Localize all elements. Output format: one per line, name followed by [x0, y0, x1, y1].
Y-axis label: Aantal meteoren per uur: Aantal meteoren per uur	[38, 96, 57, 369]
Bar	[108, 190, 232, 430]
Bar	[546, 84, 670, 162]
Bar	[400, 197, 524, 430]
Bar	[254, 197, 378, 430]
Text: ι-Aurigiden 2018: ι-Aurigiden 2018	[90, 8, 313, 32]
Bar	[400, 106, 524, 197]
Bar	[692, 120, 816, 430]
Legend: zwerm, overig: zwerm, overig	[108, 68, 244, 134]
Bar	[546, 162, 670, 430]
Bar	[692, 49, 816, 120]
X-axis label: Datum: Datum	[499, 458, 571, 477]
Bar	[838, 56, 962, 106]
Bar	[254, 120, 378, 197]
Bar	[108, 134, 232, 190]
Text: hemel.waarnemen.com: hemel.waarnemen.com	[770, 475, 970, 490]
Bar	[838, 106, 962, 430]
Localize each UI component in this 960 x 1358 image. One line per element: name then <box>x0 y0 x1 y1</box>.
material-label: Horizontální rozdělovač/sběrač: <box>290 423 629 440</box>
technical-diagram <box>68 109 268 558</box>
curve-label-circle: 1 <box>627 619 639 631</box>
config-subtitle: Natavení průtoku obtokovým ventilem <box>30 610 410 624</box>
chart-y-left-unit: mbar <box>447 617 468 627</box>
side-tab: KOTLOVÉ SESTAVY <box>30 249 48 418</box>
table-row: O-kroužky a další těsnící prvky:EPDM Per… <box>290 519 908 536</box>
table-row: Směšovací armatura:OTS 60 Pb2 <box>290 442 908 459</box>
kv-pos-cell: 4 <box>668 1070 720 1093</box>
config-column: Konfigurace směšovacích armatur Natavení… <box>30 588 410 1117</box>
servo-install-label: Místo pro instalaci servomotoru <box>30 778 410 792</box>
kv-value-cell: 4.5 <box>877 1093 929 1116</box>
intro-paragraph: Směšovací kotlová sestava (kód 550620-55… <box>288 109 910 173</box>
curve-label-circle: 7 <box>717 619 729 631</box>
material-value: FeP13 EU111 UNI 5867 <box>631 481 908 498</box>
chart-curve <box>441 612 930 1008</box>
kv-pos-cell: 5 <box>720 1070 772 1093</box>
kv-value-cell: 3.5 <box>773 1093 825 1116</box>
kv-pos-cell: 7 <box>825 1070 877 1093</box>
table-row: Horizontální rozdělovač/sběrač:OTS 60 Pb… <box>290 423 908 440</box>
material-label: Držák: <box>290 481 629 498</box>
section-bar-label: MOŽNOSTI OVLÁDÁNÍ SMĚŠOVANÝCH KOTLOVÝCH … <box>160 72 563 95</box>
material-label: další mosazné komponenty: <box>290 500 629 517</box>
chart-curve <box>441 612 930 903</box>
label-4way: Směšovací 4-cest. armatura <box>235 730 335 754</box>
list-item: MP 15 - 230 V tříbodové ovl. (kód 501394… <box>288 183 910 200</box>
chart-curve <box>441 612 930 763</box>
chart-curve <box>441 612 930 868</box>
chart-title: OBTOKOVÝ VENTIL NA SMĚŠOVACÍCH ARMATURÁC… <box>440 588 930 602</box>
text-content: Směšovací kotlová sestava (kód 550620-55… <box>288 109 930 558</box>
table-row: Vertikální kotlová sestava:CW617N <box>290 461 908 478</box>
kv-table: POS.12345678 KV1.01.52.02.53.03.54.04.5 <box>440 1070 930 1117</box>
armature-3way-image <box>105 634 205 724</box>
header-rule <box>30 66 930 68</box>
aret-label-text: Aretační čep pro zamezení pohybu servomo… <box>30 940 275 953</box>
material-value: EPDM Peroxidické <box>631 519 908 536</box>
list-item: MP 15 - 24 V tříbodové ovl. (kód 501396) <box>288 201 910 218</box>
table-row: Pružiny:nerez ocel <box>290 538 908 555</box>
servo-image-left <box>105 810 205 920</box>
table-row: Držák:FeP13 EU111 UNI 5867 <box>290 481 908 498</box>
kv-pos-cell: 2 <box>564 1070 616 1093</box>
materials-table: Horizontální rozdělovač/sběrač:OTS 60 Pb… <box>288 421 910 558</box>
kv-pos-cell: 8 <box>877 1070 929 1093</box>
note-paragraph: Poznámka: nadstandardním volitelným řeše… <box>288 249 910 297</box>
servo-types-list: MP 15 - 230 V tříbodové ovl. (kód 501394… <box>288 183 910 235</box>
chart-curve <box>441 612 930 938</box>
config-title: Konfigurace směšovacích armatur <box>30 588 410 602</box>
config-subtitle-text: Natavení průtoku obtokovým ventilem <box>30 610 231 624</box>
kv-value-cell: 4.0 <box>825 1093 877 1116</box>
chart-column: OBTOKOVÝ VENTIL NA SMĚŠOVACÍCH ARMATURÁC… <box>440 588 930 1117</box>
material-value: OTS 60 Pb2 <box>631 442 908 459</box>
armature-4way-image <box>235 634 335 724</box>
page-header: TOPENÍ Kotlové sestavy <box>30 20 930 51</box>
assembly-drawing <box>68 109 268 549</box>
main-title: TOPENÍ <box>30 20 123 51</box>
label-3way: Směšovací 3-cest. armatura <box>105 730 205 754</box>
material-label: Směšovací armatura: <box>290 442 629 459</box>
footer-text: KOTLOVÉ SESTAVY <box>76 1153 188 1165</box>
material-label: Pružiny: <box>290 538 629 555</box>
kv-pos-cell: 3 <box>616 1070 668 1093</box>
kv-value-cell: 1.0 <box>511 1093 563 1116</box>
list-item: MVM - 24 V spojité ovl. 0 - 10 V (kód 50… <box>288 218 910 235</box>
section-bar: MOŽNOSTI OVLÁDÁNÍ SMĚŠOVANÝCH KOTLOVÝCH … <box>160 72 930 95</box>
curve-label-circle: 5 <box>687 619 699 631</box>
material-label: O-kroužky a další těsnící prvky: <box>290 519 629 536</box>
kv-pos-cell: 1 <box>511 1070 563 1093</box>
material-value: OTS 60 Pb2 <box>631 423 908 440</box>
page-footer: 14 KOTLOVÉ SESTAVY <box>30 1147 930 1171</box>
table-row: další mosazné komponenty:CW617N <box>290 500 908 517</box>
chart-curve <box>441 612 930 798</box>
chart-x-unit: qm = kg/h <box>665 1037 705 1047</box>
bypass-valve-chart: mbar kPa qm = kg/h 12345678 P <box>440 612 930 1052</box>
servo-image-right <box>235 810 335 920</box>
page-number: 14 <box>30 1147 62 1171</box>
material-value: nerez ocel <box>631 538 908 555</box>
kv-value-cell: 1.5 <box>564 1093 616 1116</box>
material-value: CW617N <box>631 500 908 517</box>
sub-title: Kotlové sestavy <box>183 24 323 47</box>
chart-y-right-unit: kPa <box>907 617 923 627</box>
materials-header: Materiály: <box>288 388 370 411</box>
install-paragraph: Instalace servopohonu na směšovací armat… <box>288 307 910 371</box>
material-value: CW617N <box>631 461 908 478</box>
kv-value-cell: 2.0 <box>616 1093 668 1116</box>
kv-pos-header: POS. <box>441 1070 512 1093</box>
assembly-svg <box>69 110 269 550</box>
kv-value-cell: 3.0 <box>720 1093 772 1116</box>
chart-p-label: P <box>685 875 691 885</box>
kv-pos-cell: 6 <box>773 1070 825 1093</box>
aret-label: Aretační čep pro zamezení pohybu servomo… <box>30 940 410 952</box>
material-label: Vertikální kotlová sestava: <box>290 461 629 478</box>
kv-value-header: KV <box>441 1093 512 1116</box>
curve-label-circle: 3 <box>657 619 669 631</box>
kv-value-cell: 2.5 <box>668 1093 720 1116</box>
..........
**REQUEST**: Can you print every line of the records above verbatim, with no character changed?

**EXPECTED ANSWER**:
Localize all elements. Output format: one per line, name followed by [x0, y0, x1, y1].
Y-axis label: Aantal meteoren per uur: Aantal meteoren per uur	[38, 96, 57, 369]
Bar	[108, 190, 232, 430]
Bar	[546, 84, 670, 162]
Bar	[400, 197, 524, 430]
Bar	[254, 197, 378, 430]
Text: ι-Aurigiden 2018: ι-Aurigiden 2018	[90, 8, 313, 32]
Bar	[400, 106, 524, 197]
Bar	[692, 120, 816, 430]
Legend: zwerm, overig: zwerm, overig	[108, 68, 244, 134]
Bar	[546, 162, 670, 430]
Bar	[692, 49, 816, 120]
X-axis label: Datum: Datum	[499, 458, 571, 477]
Bar	[838, 56, 962, 106]
Bar	[254, 120, 378, 197]
Bar	[108, 134, 232, 190]
Text: hemel.waarnemen.com: hemel.waarnemen.com	[770, 475, 970, 490]
Bar	[838, 106, 962, 430]
Localize each UI component in this 960 x 1358 image. One line per element: name then <box>x0 y0 x1 y1</box>.
material-label: Horizontální rozdělovač/sběrač: <box>290 423 629 440</box>
technical-diagram <box>68 109 268 558</box>
curve-label-circle: 1 <box>627 619 639 631</box>
config-subtitle: Natavení průtoku obtokovým ventilem <box>30 610 410 624</box>
chart-y-left-unit: mbar <box>447 617 468 627</box>
side-tab: KOTLOVÉ SESTAVY <box>30 249 48 418</box>
table-row: O-kroužky a další těsnící prvky:EPDM Per… <box>290 519 908 536</box>
table-row: Směšovací armatura:OTS 60 Pb2 <box>290 442 908 459</box>
kv-pos-cell: 4 <box>668 1070 720 1093</box>
config-column: Konfigurace směšovacích armatur Natavení… <box>30 588 410 1117</box>
servo-install-label: Místo pro instalaci servomotoru <box>30 778 410 792</box>
kv-value-cell: 4.5 <box>877 1093 929 1116</box>
intro-paragraph: Směšovací kotlová sestava (kód 550620-55… <box>288 109 910 173</box>
curve-label-circle: 7 <box>717 619 729 631</box>
material-value: FeP13 EU111 UNI 5867 <box>631 481 908 498</box>
chart-curve <box>441 612 930 1008</box>
kv-pos-cell: 5 <box>720 1070 772 1093</box>
kv-value-cell: 3.5 <box>773 1093 825 1116</box>
kv-pos-cell: 7 <box>825 1070 877 1093</box>
table-row: Horizontální rozdělovač/sběrač:OTS 60 Pb… <box>290 423 908 440</box>
material-label: Držák: <box>290 481 629 498</box>
section-bar-label: MOŽNOSTI OVLÁDÁNÍ SMĚŠOVANÝCH KOTLOVÝCH … <box>160 72 563 95</box>
material-label: další mosazné komponenty: <box>290 500 629 517</box>
chart-curve <box>441 612 930 903</box>
label-4way: Směšovací 4-cest. armatura <box>235 730 335 754</box>
list-item: MP 15 - 230 V tříbodové ovl. (kód 501394… <box>288 183 910 200</box>
chart-curve <box>441 612 930 763</box>
chart-curve <box>441 612 930 868</box>
chart-title: OBTOKOVÝ VENTIL NA SMĚŠOVACÍCH ARMATURÁC… <box>440 588 930 602</box>
text-content: Směšovací kotlová sestava (kód 550620-55… <box>288 109 930 558</box>
table-row: Vertikální kotlová sestava:CW617N <box>290 461 908 478</box>
kv-table: POS.12345678 KV1.01.52.02.53.03.54.04.5 <box>440 1070 930 1117</box>
armature-3way-image <box>105 634 205 724</box>
header-rule <box>30 66 930 68</box>
aret-label-text: Aretační čep pro zamezení pohybu servomo… <box>30 940 275 953</box>
material-value: EPDM Peroxidické <box>631 519 908 536</box>
list-item: MP 15 - 24 V tříbodové ovl. (kód 501396) <box>288 201 910 218</box>
table-row: Pružiny:nerez ocel <box>290 538 908 555</box>
servo-image-left <box>105 810 205 920</box>
table-row: Držák:FeP13 EU111 UNI 5867 <box>290 481 908 498</box>
kv-pos-cell: 2 <box>564 1070 616 1093</box>
materials-table: Horizontální rozdělovač/sběrač:OTS 60 Pb… <box>288 421 910 558</box>
kv-pos-cell: 8 <box>877 1070 929 1093</box>
note-paragraph: Poznámka: nadstandardním volitelným řeše… <box>288 249 910 297</box>
servo-types-list: MP 15 - 230 V tříbodové ovl. (kód 501394… <box>288 183 910 235</box>
chart-curve <box>441 612 930 938</box>
config-title: Konfigurace směšovacích armatur <box>30 588 410 602</box>
config-subtitle-text: Natavení průtoku obtokovým ventilem <box>30 610 231 624</box>
kv-value-cell: 4.0 <box>825 1093 877 1116</box>
chart-column: OBTOKOVÝ VENTIL NA SMĚŠOVACÍCH ARMATURÁC… <box>440 588 930 1117</box>
material-value: OTS 60 Pb2 <box>631 442 908 459</box>
armature-4way-image <box>235 634 335 724</box>
page-header: TOPENÍ Kotlové sestavy <box>30 20 930 51</box>
assembly-drawing <box>68 109 268 549</box>
main-title: TOPENÍ <box>30 20 123 51</box>
label-3way: Směšovací 3-cest. armatura <box>105 730 205 754</box>
material-label: Směšovací armatura: <box>290 442 629 459</box>
footer-text: KOTLOVÉ SESTAVY <box>76 1153 188 1165</box>
material-label: Pružiny: <box>290 538 629 555</box>
kv-pos-cell: 3 <box>616 1070 668 1093</box>
kv-value-cell: 1.0 <box>511 1093 563 1116</box>
list-item: MVM - 24 V spojité ovl. 0 - 10 V (kód 50… <box>288 218 910 235</box>
section-bar: MOŽNOSTI OVLÁDÁNÍ SMĚŠOVANÝCH KOTLOVÝCH … <box>160 72 930 95</box>
curve-label-circle: 5 <box>687 619 699 631</box>
material-label: O-kroužky a další těsnící prvky: <box>290 519 629 536</box>
kv-pos-cell: 1 <box>511 1070 563 1093</box>
material-value: OTS 60 Pb2 <box>631 423 908 440</box>
page-footer: 14 KOTLOVÉ SESTAVY <box>30 1147 930 1171</box>
table-row: další mosazné komponenty:CW617N <box>290 500 908 517</box>
chart-curve <box>441 612 930 798</box>
chart-x-unit: qm = kg/h <box>665 1037 705 1047</box>
bypass-valve-chart: mbar kPa qm = kg/h 12345678 P <box>440 612 930 1052</box>
servo-image-right <box>235 810 335 920</box>
page-number: 14 <box>30 1147 62 1171</box>
material-value: nerez ocel <box>631 538 908 555</box>
kv-value-cell: 1.5 <box>564 1093 616 1116</box>
material-value: CW617N <box>631 500 908 517</box>
sub-title: Kotlové sestavy <box>183 24 323 47</box>
chart-y-right-unit: kPa <box>907 617 923 627</box>
materials-header: Materiály: <box>288 388 370 411</box>
install-paragraph: Instalace servopohonu na směšovací armat… <box>288 307 910 371</box>
material-value: CW617N <box>631 461 908 478</box>
kv-value-cell: 2.0 <box>616 1093 668 1116</box>
kv-pos-header: POS. <box>441 1070 512 1093</box>
assembly-svg <box>69 110 269 550</box>
kv-value-cell: 3.0 <box>720 1093 772 1116</box>
chart-p-label: P <box>685 875 691 885</box>
kv-pos-cell: 6 <box>773 1070 825 1093</box>
aret-label: Aretační čep pro zamezení pohybu servomo… <box>30 940 410 952</box>
material-label: Vertikální kotlová sestava: <box>290 461 629 478</box>
kv-value-header: KV <box>441 1093 512 1116</box>
curve-label-circle: 3 <box>657 619 669 631</box>
kv-value-cell: 2.5 <box>668 1093 720 1116</box>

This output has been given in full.